*** Provided data ***

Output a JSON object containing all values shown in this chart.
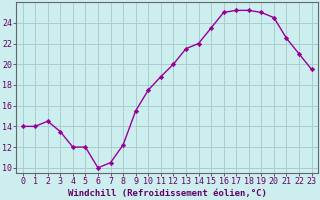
{
  "x": [
    0,
    1,
    2,
    3,
    4,
    5,
    6,
    7,
    8,
    9,
    10,
    11,
    12,
    13,
    14,
    15,
    16,
    17,
    18,
    19,
    20,
    21,
    22,
    23
  ],
  "y": [
    14,
    14,
    14.5,
    13.5,
    12,
    12,
    10,
    10.5,
    12.2,
    15.5,
    17.5,
    18.8,
    20,
    21.5,
    22,
    23.5,
    25,
    25.2,
    25.2,
    25,
    24.5,
    22.5,
    21,
    19.5
  ],
  "line_color": "#990099",
  "marker": "D",
  "markersize": 2.2,
  "linewidth": 1.0,
  "bg_color": "#cceeee",
  "grid_color": "#aacccc",
  "xlabel": "Windchill (Refroidissement éolien,°C)",
  "xlabel_fontsize": 6.5,
  "ylabel_ticks": [
    10,
    12,
    14,
    16,
    18,
    20,
    22,
    24
  ],
  "ylim": [
    9.5,
    26.0
  ],
  "xlim": [
    -0.5,
    23.5
  ],
  "tick_fontsize": 6.0
}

***

# [Task instructions]
Could you repeat all of the material exactly? Pictures should not be copied.

# [Solution to the problem]
Output a JSON object containing all values shown in this chart.
{
  "x": [
    0,
    1,
    2,
    3,
    4,
    5,
    6,
    7,
    8,
    9,
    10,
    11,
    12,
    13,
    14,
    15,
    16,
    17,
    18,
    19,
    20,
    21,
    22,
    23
  ],
  "y": [
    14,
    14,
    14.5,
    13.5,
    12,
    12,
    10,
    10.5,
    12.2,
    15.5,
    17.5,
    18.8,
    20,
    21.5,
    22,
    23.5,
    25,
    25.2,
    25.2,
    25,
    24.5,
    22.5,
    21,
    19.5
  ],
  "line_color": "#990099",
  "marker": "D",
  "markersize": 2.2,
  "linewidth": 1.0,
  "bg_color": "#cceeee",
  "grid_color": "#aacccc",
  "xlabel": "Windchill (Refroidissement éolien,°C)",
  "xlabel_fontsize": 6.5,
  "ylabel_ticks": [
    10,
    12,
    14,
    16,
    18,
    20,
    22,
    24
  ],
  "ylim": [
    9.5,
    26.0
  ],
  "xlim": [
    -0.5,
    23.5
  ],
  "tick_fontsize": 6.0
}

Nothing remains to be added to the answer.